Supplied records:
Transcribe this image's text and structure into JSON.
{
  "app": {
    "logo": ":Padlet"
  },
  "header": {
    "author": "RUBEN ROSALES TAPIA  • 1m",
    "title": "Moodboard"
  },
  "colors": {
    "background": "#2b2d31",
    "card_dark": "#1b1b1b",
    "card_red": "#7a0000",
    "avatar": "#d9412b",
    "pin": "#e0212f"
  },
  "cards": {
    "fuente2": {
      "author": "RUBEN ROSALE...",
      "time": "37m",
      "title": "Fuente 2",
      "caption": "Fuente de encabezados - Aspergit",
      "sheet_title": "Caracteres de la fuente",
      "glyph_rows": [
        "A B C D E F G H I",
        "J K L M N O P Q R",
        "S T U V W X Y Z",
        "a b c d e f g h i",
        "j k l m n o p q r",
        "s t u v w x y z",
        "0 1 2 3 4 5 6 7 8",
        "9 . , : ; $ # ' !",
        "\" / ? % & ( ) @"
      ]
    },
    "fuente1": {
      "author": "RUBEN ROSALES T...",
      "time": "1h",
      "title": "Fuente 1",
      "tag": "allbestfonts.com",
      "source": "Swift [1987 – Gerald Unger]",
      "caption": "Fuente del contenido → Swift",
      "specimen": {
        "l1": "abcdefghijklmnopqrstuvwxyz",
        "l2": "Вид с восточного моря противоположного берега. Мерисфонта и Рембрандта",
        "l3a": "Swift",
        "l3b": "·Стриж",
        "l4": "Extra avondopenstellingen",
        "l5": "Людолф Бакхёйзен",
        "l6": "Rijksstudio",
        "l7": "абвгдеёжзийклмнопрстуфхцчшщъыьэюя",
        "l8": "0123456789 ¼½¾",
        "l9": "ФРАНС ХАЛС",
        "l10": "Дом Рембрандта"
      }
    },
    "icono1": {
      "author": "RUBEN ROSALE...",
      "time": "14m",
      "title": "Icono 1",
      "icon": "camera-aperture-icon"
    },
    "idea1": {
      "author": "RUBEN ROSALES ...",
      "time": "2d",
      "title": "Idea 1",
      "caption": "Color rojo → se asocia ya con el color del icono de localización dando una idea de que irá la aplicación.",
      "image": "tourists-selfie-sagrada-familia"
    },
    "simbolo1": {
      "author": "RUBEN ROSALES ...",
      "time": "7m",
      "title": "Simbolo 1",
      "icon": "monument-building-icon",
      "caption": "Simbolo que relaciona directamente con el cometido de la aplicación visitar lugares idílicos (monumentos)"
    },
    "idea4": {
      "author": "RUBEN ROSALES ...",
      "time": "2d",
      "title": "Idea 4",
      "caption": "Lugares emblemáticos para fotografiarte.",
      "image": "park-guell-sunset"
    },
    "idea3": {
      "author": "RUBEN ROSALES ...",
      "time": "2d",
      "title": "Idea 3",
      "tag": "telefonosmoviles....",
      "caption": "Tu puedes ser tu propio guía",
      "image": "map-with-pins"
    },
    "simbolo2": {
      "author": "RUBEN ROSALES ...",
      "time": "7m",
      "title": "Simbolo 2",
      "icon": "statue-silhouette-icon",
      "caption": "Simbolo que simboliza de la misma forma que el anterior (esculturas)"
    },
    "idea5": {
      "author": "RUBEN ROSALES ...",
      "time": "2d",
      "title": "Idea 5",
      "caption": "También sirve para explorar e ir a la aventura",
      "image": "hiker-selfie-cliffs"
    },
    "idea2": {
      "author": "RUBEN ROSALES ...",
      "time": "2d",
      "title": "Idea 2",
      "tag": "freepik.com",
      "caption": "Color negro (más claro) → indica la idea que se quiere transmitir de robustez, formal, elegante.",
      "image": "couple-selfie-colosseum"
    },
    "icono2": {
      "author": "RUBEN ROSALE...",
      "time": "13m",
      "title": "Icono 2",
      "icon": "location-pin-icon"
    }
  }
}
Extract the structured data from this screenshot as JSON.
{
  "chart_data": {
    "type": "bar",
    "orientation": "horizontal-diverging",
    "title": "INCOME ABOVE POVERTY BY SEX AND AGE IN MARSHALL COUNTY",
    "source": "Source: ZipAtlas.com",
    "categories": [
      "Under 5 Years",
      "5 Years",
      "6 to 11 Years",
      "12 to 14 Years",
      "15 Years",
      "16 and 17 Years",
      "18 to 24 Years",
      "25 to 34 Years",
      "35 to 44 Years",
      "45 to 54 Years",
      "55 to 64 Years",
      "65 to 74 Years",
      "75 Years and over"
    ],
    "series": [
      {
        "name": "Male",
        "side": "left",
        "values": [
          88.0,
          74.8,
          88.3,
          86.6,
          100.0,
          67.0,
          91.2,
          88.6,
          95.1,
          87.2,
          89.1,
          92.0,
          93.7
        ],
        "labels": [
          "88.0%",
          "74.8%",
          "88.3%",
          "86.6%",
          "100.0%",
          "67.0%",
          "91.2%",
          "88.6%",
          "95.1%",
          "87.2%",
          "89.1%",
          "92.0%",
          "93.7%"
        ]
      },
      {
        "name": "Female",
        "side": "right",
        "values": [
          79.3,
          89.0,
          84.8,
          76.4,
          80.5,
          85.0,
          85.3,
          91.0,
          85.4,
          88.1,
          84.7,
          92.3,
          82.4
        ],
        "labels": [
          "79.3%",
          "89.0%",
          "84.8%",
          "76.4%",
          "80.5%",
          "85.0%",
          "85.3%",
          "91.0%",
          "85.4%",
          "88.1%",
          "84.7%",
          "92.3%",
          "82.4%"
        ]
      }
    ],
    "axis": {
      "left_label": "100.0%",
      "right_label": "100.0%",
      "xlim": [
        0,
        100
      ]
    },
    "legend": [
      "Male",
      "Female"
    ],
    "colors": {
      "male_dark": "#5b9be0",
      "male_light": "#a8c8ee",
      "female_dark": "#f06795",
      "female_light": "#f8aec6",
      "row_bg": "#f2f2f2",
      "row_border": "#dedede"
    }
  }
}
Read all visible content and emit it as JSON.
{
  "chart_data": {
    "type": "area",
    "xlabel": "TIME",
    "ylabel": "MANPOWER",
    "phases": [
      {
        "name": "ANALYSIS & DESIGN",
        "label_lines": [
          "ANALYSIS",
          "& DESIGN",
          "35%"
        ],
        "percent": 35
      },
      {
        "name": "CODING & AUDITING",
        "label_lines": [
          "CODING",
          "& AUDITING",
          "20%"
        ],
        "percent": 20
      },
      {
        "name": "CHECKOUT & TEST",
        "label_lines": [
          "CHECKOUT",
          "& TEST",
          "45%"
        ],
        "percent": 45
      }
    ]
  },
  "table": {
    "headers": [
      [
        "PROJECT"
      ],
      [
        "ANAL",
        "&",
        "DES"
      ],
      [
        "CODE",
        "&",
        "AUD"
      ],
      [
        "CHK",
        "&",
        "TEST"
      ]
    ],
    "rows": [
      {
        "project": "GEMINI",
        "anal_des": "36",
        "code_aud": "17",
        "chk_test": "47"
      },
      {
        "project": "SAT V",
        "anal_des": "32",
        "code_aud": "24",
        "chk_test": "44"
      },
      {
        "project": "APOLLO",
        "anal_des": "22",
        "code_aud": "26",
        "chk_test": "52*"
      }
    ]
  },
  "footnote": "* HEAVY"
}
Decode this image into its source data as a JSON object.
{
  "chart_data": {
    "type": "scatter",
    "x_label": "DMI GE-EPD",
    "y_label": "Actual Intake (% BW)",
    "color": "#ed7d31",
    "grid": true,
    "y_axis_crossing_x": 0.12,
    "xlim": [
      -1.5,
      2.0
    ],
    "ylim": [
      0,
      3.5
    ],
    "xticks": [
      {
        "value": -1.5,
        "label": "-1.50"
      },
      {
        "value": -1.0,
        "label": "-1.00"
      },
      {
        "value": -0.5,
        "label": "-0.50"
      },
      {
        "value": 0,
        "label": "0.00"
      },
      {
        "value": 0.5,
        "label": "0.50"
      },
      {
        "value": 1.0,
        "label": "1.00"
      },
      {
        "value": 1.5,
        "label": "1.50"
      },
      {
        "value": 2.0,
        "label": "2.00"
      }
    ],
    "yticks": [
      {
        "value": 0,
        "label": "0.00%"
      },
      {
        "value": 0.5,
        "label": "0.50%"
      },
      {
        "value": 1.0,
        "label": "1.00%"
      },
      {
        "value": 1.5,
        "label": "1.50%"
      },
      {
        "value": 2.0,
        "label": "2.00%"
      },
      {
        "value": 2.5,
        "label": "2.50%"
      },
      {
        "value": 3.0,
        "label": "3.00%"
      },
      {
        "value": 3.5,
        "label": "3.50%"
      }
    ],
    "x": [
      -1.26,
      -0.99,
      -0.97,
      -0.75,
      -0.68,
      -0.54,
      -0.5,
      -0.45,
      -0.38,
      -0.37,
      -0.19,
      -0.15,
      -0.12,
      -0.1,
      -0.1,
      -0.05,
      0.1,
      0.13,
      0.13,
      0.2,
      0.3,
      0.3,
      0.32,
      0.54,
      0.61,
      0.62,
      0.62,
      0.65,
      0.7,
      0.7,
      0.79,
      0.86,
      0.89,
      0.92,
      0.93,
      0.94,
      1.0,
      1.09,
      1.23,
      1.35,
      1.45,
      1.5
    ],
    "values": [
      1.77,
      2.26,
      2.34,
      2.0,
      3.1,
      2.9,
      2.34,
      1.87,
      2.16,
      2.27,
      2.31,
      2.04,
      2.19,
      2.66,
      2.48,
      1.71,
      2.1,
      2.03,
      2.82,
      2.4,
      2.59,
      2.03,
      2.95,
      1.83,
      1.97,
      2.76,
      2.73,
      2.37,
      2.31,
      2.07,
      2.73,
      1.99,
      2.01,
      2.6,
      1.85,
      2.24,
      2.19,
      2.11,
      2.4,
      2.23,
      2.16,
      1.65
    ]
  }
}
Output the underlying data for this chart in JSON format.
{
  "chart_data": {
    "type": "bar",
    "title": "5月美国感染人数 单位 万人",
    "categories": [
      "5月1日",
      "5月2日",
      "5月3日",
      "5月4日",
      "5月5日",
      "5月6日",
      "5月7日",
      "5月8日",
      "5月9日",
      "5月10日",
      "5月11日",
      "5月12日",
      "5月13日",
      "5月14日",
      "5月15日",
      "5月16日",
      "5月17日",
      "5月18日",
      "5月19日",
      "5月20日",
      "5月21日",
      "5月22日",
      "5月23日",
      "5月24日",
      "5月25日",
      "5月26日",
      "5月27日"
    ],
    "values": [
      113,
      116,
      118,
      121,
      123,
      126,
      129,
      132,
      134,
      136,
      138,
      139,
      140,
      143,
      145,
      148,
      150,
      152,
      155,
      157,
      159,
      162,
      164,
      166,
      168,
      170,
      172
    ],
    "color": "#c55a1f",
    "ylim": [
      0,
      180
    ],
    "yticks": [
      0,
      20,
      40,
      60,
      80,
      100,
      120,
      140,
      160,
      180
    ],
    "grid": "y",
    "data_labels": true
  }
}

Set problem: The lines to quote run from the one containing "Output the underlying" through the final line of the material above; please give them exactly, both ends included, and nothing else.

Response to this exercise:
Output the underlying data for this chart in JSON format.
{
  "chart_data": {
    "type": "bar",
    "title": "5月美国感染人数 单位 万人",
    "categories": [
      "5月1日",
      "5月2日",
      "5月3日",
      "5月4日",
      "5月5日",
      "5月6日",
      "5月7日",
      "5月8日",
      "5月9日",
      "5月10日",
      "5月11日",
      "5月12日",
      "5月13日",
      "5月14日",
      "5月15日",
      "5月16日",
      "5月17日",
      "5月18日",
      "5月19日",
      "5月20日",
      "5月21日",
      "5月22日",
      "5月23日",
      "5月24日",
      "5月25日",
      "5月26日",
      "5月27日"
    ],
    "values": [
      113,
      116,
      118,
      121,
      123,
      126,
      129,
      132,
      134,
      136,
      138,
      139,
      140,
      143,
      145,
      148,
      150,
      152,
      155,
      157,
      159,
      162,
      164,
      166,
      168,
      170,
      172
    ],
    "color": "#c55a1f",
    "ylim": [
      0,
      180
    ],
    "yticks": [
      0,
      20,
      40,
      60,
      80,
      100,
      120,
      140,
      160,
      180
    ],
    "grid": "y",
    "data_labels": true
  }
}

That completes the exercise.